_Aim_
Below are the records. List every line holding the word "materi".

_Supplied records_
===

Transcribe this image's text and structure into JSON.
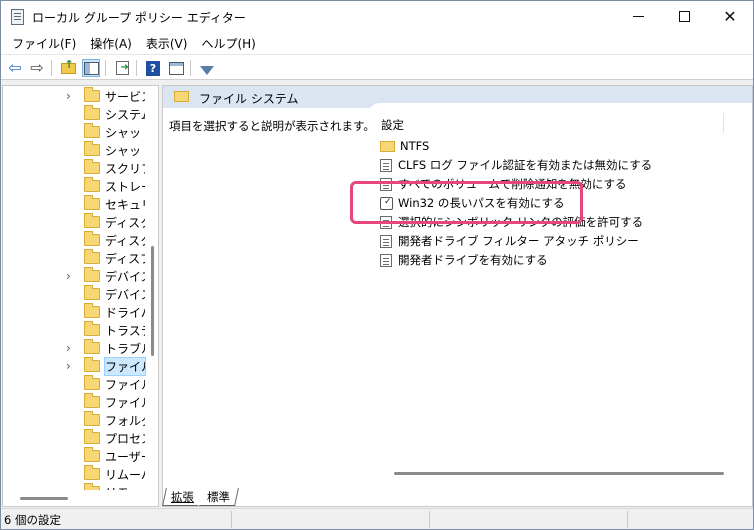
{
  "window": {
    "title": "ローカル グループ ポリシー エディター",
    "controls": {
      "minimize": "—",
      "maximize": "☐",
      "close": "✕"
    }
  },
  "menu": [
    "ファイル(F)",
    "操作(A)",
    "表示(V)",
    "ヘルプ(H)"
  ],
  "toolbar": {
    "icons": [
      "back-arrow-icon",
      "forward-arrow-icon",
      "folder-up-icon",
      "console-tree-icon",
      "export-list-icon",
      "help-icon",
      "properties-pane-icon",
      "filter-icon"
    ],
    "help_glyph": "?",
    "back_glyph": "⇦",
    "forward_glyph": "⇨"
  },
  "tree": {
    "items": [
      {
        "label": "サービス",
        "expandable": true,
        "selected": false
      },
      {
        "label": "システム",
        "expandable": false,
        "selected": false
      },
      {
        "label": "シャット",
        "expandable": false,
        "selected": false
      },
      {
        "label": "シャット",
        "expandable": false,
        "selected": false
      },
      {
        "label": "スクリプ",
        "expandable": false,
        "selected": false
      },
      {
        "label": "ストレー",
        "expandable": false,
        "selected": false
      },
      {
        "label": "セキュリ",
        "expandable": false,
        "selected": false
      },
      {
        "label": "ディスク",
        "expandable": false,
        "selected": false
      },
      {
        "label": "ディスク",
        "expandable": false,
        "selected": false
      },
      {
        "label": "ディスプ",
        "expandable": false,
        "selected": false
      },
      {
        "label": "デバイス",
        "expandable": true,
        "selected": false
      },
      {
        "label": "デバイス",
        "expandable": false,
        "selected": false
      },
      {
        "label": "ドライバ",
        "expandable": false,
        "selected": false
      },
      {
        "label": "トラステ",
        "expandable": false,
        "selected": false
      },
      {
        "label": "トラブル",
        "expandable": true,
        "selected": false
      },
      {
        "label": "ファイル",
        "expandable": true,
        "selected": true
      },
      {
        "label": "ファイル",
        "expandable": false,
        "selected": false
      },
      {
        "label": "ファイル",
        "expandable": false,
        "selected": false
      },
      {
        "label": "フォルダ",
        "expandable": false,
        "selected": false
      },
      {
        "label": "プロセス",
        "expandable": false,
        "selected": false
      },
      {
        "label": "ユーザー",
        "expandable": false,
        "selected": false
      },
      {
        "label": "リムーバ",
        "expandable": false,
        "selected": false
      },
      {
        "label": "リモート",
        "expandable": false,
        "selected": false
      }
    ],
    "chevron": "›"
  },
  "main": {
    "header_title": "ファイル システム",
    "description": "項目を選択すると説明が表示されます。",
    "column_header": "設定",
    "items": [
      {
        "label": "NTFS",
        "type": "folder"
      },
      {
        "label": "CLFS ログ ファイル認証を有効または無効にする",
        "type": "setting"
      },
      {
        "label": "すべてのボリュームで削除通知を無効にする",
        "type": "setting"
      },
      {
        "label": "Win32 の長いパスを有効にする",
        "type": "setting-enabled"
      },
      {
        "label": "選択的にシンボリック リンクの評価を許可する",
        "type": "setting"
      },
      {
        "label": "開発者ドライブ フィルター アタッチ ポリシー",
        "type": "setting"
      },
      {
        "label": "開発者ドライブを有効にする",
        "type": "setting"
      }
    ],
    "highlight_color": "#e8457a",
    "tabs": [
      "拡張",
      "標準"
    ]
  },
  "status": {
    "text": "6 個の設定"
  }
}
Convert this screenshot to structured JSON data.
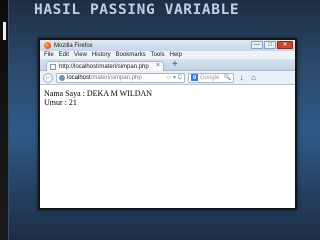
{
  "slide": {
    "title": "HASIL PASSING VARIABLE"
  },
  "browser": {
    "window_title": "Mozilla Firefox",
    "menu": [
      "File",
      "Edit",
      "View",
      "History",
      "Bookmarks",
      "Tools",
      "Help"
    ],
    "tab": {
      "label": "http://localhost/materi/simpan.php",
      "close": "×"
    },
    "new_tab": "+",
    "url": {
      "host": "localhost",
      "path": "/materi/simpan.php",
      "tools": "☆ ▾ C"
    },
    "search": {
      "engine": "g",
      "placeholder": "Google",
      "icon": "🔍"
    },
    "controls": {
      "min": "—",
      "max": "□",
      "close": "✕"
    },
    "icons": {
      "back": "back-arrow-icon",
      "home": "home-icon",
      "download": "download-icon"
    }
  },
  "page": {
    "line1": "Nama Saya : DEKA M WILDAN",
    "line2": "Umur : 21"
  }
}
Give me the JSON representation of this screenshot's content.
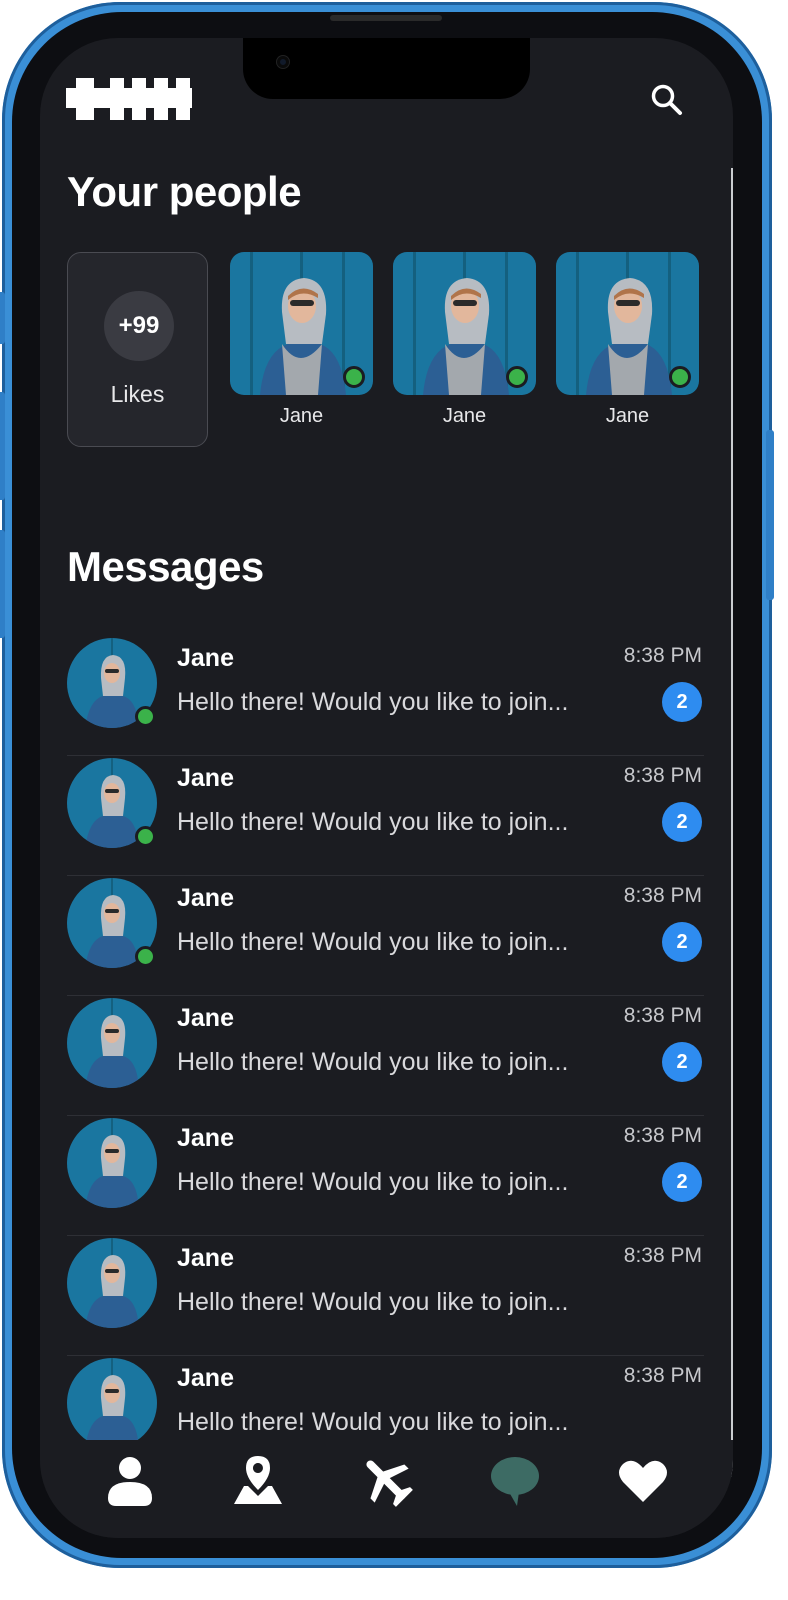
{
  "header": {
    "logo": "logo",
    "search_icon": "search-icon"
  },
  "people_section": {
    "title": "Your people",
    "likes": {
      "count": "+99",
      "label": "Likes"
    },
    "people": [
      {
        "name": "Jane",
        "online": true
      },
      {
        "name": "Jane",
        "online": true
      },
      {
        "name": "Jane",
        "online": true
      }
    ]
  },
  "messages_section": {
    "title": "Messages",
    "items": [
      {
        "name": "Jane",
        "preview": "Hello there! Would you like to join...",
        "time": "8:38 PM",
        "unread": "2",
        "online": true
      },
      {
        "name": "Jane",
        "preview": "Hello there! Would you like to join...",
        "time": "8:38 PM",
        "unread": "2",
        "online": true
      },
      {
        "name": "Jane",
        "preview": "Hello there! Would you like to join...",
        "time": "8:38 PM",
        "unread": "2",
        "online": true
      },
      {
        "name": "Jane",
        "preview": "Hello there! Would you like to join...",
        "time": "8:38 PM",
        "unread": "2",
        "online": false
      },
      {
        "name": "Jane",
        "preview": "Hello there! Would you like to join...",
        "time": "8:38 PM",
        "unread": "2",
        "online": false
      },
      {
        "name": "Jane",
        "preview": "Hello there! Would you like to join...",
        "time": "8:38 PM",
        "unread": "",
        "online": false
      },
      {
        "name": "Jane",
        "preview": "Hello there! Would you like to join...",
        "time": "8:38 PM",
        "unread": "",
        "online": false
      }
    ]
  },
  "bottom_nav": {
    "items": [
      {
        "icon": "profile-icon",
        "active": false
      },
      {
        "icon": "map-pin-icon",
        "active": false
      },
      {
        "icon": "airplane-icon",
        "active": false
      },
      {
        "icon": "chat-bubble-icon",
        "active": true
      },
      {
        "icon": "heart-icon",
        "active": false
      }
    ]
  },
  "colors": {
    "background": "#1b1c21",
    "accent": "#2e8cf0",
    "online": "#3bb24a",
    "active_nav": "#3d6b64",
    "frame": "#3a8fd6"
  }
}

===

_Task output_
      "label": "http://localhost/materi/simpan.php",
      "path": "/materi/simpan.php",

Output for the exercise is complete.